TASK OBJECTIVE:
Every entry that follows needs to be repeated exactly.

>> Start

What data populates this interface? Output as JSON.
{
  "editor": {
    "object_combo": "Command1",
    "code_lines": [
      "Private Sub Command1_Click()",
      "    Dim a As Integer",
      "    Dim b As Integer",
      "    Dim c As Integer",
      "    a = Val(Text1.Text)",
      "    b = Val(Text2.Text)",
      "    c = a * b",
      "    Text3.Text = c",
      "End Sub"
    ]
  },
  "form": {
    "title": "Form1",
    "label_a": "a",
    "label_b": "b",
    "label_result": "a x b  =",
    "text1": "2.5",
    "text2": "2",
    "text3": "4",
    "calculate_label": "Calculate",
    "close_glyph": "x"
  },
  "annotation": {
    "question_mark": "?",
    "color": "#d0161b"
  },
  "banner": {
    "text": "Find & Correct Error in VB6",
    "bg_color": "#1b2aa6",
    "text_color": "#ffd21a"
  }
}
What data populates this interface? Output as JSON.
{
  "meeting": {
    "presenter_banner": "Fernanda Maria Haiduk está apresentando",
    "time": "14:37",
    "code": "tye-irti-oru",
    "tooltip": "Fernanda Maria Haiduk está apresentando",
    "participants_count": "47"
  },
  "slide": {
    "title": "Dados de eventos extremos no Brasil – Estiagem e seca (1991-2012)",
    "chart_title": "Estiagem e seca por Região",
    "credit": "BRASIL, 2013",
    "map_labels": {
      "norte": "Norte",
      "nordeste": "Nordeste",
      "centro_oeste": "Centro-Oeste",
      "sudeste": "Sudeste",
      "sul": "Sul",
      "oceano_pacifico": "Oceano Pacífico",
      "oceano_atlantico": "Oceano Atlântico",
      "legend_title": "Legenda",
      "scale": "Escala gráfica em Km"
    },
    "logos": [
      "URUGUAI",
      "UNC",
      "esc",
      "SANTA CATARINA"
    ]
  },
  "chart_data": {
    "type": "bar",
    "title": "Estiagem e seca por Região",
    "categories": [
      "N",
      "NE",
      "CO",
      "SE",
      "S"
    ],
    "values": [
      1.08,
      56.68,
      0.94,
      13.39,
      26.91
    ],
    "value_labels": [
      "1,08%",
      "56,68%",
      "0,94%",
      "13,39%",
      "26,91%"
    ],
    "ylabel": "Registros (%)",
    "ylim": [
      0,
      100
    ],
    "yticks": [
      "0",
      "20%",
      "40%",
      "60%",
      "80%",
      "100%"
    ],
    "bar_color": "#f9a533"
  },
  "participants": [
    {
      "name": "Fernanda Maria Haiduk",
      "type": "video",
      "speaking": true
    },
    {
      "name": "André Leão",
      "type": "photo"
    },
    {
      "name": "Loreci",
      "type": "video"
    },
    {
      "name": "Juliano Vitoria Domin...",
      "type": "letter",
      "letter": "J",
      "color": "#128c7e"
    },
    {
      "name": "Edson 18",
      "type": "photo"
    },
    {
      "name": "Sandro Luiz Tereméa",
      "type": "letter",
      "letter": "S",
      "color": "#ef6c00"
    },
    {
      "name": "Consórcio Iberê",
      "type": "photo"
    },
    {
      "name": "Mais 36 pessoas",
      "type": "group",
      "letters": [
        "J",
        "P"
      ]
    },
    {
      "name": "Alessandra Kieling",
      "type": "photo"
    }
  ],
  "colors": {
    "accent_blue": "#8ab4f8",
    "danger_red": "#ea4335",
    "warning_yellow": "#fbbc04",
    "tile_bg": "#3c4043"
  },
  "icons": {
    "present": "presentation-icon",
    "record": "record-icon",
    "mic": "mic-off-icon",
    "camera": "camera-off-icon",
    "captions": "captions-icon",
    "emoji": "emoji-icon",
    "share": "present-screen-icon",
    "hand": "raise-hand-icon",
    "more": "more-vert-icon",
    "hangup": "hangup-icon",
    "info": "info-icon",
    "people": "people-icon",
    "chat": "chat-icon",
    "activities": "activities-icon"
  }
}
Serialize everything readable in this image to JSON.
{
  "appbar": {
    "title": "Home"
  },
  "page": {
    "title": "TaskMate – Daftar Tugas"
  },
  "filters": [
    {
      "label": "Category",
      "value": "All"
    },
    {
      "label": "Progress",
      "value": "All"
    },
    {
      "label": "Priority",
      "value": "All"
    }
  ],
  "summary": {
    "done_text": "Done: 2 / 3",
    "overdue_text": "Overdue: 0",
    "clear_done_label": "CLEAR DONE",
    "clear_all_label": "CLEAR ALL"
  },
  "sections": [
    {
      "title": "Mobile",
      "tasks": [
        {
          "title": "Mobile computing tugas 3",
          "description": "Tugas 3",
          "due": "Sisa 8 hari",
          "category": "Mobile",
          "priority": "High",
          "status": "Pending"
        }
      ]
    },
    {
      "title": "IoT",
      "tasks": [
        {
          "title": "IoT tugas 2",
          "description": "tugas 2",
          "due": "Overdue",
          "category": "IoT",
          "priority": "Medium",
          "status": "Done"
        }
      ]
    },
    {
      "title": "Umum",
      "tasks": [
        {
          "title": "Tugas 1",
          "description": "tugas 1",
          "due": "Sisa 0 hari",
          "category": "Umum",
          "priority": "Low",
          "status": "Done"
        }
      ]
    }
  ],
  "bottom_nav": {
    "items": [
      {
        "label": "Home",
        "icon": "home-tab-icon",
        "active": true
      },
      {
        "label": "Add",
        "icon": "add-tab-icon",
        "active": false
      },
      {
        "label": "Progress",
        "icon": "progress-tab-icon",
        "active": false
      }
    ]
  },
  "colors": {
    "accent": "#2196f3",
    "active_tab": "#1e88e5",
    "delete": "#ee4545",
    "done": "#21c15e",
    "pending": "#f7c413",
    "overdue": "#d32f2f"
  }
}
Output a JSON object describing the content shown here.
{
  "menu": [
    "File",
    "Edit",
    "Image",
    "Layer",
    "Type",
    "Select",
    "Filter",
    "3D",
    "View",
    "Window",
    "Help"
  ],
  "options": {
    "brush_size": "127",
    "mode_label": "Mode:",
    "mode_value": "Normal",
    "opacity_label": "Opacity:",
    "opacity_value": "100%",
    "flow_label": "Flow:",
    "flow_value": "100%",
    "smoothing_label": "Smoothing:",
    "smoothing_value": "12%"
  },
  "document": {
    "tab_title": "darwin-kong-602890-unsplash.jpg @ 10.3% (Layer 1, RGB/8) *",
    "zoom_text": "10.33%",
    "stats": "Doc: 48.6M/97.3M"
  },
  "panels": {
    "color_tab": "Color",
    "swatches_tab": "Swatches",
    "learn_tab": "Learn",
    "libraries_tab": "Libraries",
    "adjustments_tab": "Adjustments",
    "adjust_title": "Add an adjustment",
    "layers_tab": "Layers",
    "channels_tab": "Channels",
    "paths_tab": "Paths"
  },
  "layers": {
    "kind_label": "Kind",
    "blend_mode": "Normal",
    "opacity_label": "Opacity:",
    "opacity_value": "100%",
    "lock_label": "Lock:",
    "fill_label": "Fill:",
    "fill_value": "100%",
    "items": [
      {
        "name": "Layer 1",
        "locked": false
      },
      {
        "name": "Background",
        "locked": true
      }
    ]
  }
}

>> End

TASK RESPONSE:
What data populates this interface? Output as JSON.
{
  "editor": {
    "object_combo": "Command1",
    "code_lines": [
      "Private Sub Command1_Click()",
      "    Dim a As Integer",
      "    Dim b As Integer",
      "    Dim c As Integer",
      "    a = Val(Text1.Text)",
      "    b = Val(Text2.Text)",
      "    c = a * b",
      "    Text3.Text = c",
      "End Sub"
    ]
  },
  "form": {
    "title": "Form1",
    "label_a": "a",
    "label_b": "b",
    "label_result": "a x b  =",
    "text1": "2.5",
    "text2": "2",
    "text3": "4",
    "calculate_label": "Calculate",
    "close_glyph": "x"
  },
  "annotation": {
    "question_mark": "?",
    "color": "#d0161b"
  },
  "banner": {
    "text": "Find & Correct Error in VB6",
    "bg_color": "#1b2aa6",
    "text_color": "#ffd21a"
  }
}
What data populates this interface? Output as JSON.
{
  "meeting": {
    "presenter_banner": "Fernanda Maria Haiduk está apresentando",
    "time": "14:37",
    "code": "tye-irti-oru",
    "tooltip": "Fernanda Maria Haiduk está apresentando",
    "participants_count": "47"
  },
  "slide": {
    "title": "Dados de eventos extremos no Brasil – Estiagem e seca (1991-2012)",
    "chart_title": "Estiagem e seca por Região",
    "credit": "BRASIL, 2013",
    "map_labels": {
      "norte": "Norte",
      "nordeste": "Nordeste",
      "centro_oeste": "Centro-Oeste",
      "sudeste": "Sudeste",
      "sul": "Sul",
      "oceano_pacifico": "Oceano Pacífico",
      "oceano_atlantico": "Oceano Atlântico",
      "legend_title": "Legenda",
      "scale": "Escala gráfica em Km"
    },
    "logos": [
      "URUGUAI",
      "UNC",
      "esc",
      "SANTA CATARINA"
    ]
  },
  "chart_data": {
    "type": "bar",
    "title": "Estiagem e seca por Região",
    "categories": [
      "N",
      "NE",
      "CO",
      "SE",
      "S"
    ],
    "values": [
      1.08,
      56.68,
      0.94,
      13.39,
      26.91
    ],
    "value_labels": [
      "1,08%",
      "56,68%",
      "0,94%",
      "13,39%",
      "26,91%"
    ],
    "ylabel": "Registros (%)",
    "ylim": [
      0,
      100
    ],
    "yticks": [
      "0",
      "20%",
      "40%",
      "60%",
      "80%",
      "100%"
    ],
    "bar_color": "#f9a533"
  },
  "participants": [
    {
      "name": "Fernanda Maria Haiduk",
      "type": "video",
      "speaking": true
    },
    {
      "name": "André Leão",
      "type": "photo"
    },
    {
      "name": "Loreci",
      "type": "video"
    },
    {
      "name": "Juliano Vitoria Domin...",
      "type": "letter",
      "letter": "J",
      "color": "#128c7e"
    },
    {
      "name": "Edson 18",
      "type": "photo"
    },
    {
      "name": "Sandro Luiz Tereméa",
      "type": "letter",
      "letter": "S",
      "color": "#ef6c00"
    },
    {
      "name": "Consórcio Iberê",
      "type": "photo"
    },
    {
      "name": "Mais 36 pessoas",
      "type": "group",
      "letters": [
        "J",
        "P"
      ]
    },
    {
      "name": "Alessandra Kieling",
      "type": "photo"
    }
  ],
  "colors": {
    "accent_blue": "#8ab4f8",
    "danger_red": "#ea4335",
    "warning_yellow": "#fbbc04",
    "tile_bg": "#3c4043"
  },
  "icons": {
    "present": "presentation-icon",
    "record": "record-icon",
    "mic": "mic-off-icon",
    "camera": "camera-off-icon",
    "captions": "captions-icon",
    "emoji": "emoji-icon",
    "share": "present-screen-icon",
    "hand": "raise-hand-icon",
    "more": "more-vert-icon",
    "hangup": "hangup-icon",
    "info": "info-icon",
    "people": "people-icon",
    "chat": "chat-icon",
    "activities": "activities-icon"
  }
}
Serialize everything readable in this image to JSON.
{
  "appbar": {
    "title": "Home"
  },
  "page": {
    "title": "TaskMate – Daftar Tugas"
  },
  "filters": [
    {
      "label": "Category",
      "value": "All"
    },
    {
      "label": "Progress",
      "value": "All"
    },
    {
      "label": "Priority",
      "value": "All"
    }
  ],
  "summary": {
    "done_text": "Done: 2 / 3",
    "overdue_text": "Overdue: 0",
    "clear_done_label": "CLEAR DONE",
    "clear_all_label": "CLEAR ALL"
  },
  "sections": [
    {
      "title": "Mobile",
      "tasks": [
        {
          "title": "Mobile computing tugas 3",
          "description": "Tugas 3",
          "due": "Sisa 8 hari",
          "category": "Mobile",
          "priority": "High",
          "status": "Pending"
        }
      ]
    },
    {
      "title": "IoT",
      "tasks": [
        {
          "title": "IoT tugas 2",
          "description": "tugas 2",
          "due": "Overdue",
          "category": "IoT",
          "priority": "Medium",
          "status": "Done"
        }
      ]
    },
    {
      "title": "Umum",
      "tasks": [
        {
          "title": "Tugas 1",
          "description": "tugas 1",
          "due": "Sisa 0 hari",
          "category": "Umum",
          "priority": "Low",
          "status": "Done"
        }
      ]
    }
  ],
  "bottom_nav": {
    "items": [
      {
        "label": "Home",
        "icon": "home-tab-icon",
        "active": true
      },
      {
        "label": "Add",
        "icon": "add-tab-icon",
        "active": false
      },
      {
        "label": "Progress",
        "icon": "progress-tab-icon",
        "active": false
      }
    ]
  },
  "colors": {
    "accent": "#2196f3",
    "active_tab": "#1e88e5",
    "delete": "#ee4545",
    "done": "#21c15e",
    "pending": "#f7c413",
    "overdue": "#d32f2f"
  }
}
Output a JSON object describing the content shown here.
{
  "menu": [
    "File",
    "Edit",
    "Image",
    "Layer",
    "Type",
    "Select",
    "Filter",
    "3D",
    "View",
    "Window",
    "Help"
  ],
  "options": {
    "brush_size": "127",
    "mode_label": "Mode:",
    "mode_value": "Normal",
    "opacity_label": "Opacity:",
    "opacity_value": "100%",
    "flow_label": "Flow:",
    "flow_value": "100%",
    "smoothing_label": "Smoothing:",
    "smoothing_value": "12%"
  },
  "document": {
    "tab_title": "darwin-kong-602890-unsplash.jpg @ 10.3% (Layer 1, RGB/8) *",
    "zoom_text": "10.33%",
    "stats": "Doc: 48.6M/97.3M"
  },
  "panels": {
    "color_tab": "Color",
    "swatches_tab": "Swatches",
    "learn_tab": "Learn",
    "libraries_tab": "Libraries",
    "adjustments_tab": "Adjustments",
    "adjust_title": "Add an adjustment",
    "layers_tab": "Layers",
    "channels_tab": "Channels",
    "paths_tab": "Paths"
  },
  "layers": {
    "kind_label": "Kind",
    "blend_mode": "Normal",
    "opacity_label": "Opacity:",
    "opacity_value": "100%",
    "lock_label": "Lock:",
    "fill_label": "Fill:",
    "fill_value": "100%",
    "items": [
      {
        "name": "Layer 1",
        "locked": false
      },
      {
        "name": "Background",
        "locked": true
      }
    ]
  }
}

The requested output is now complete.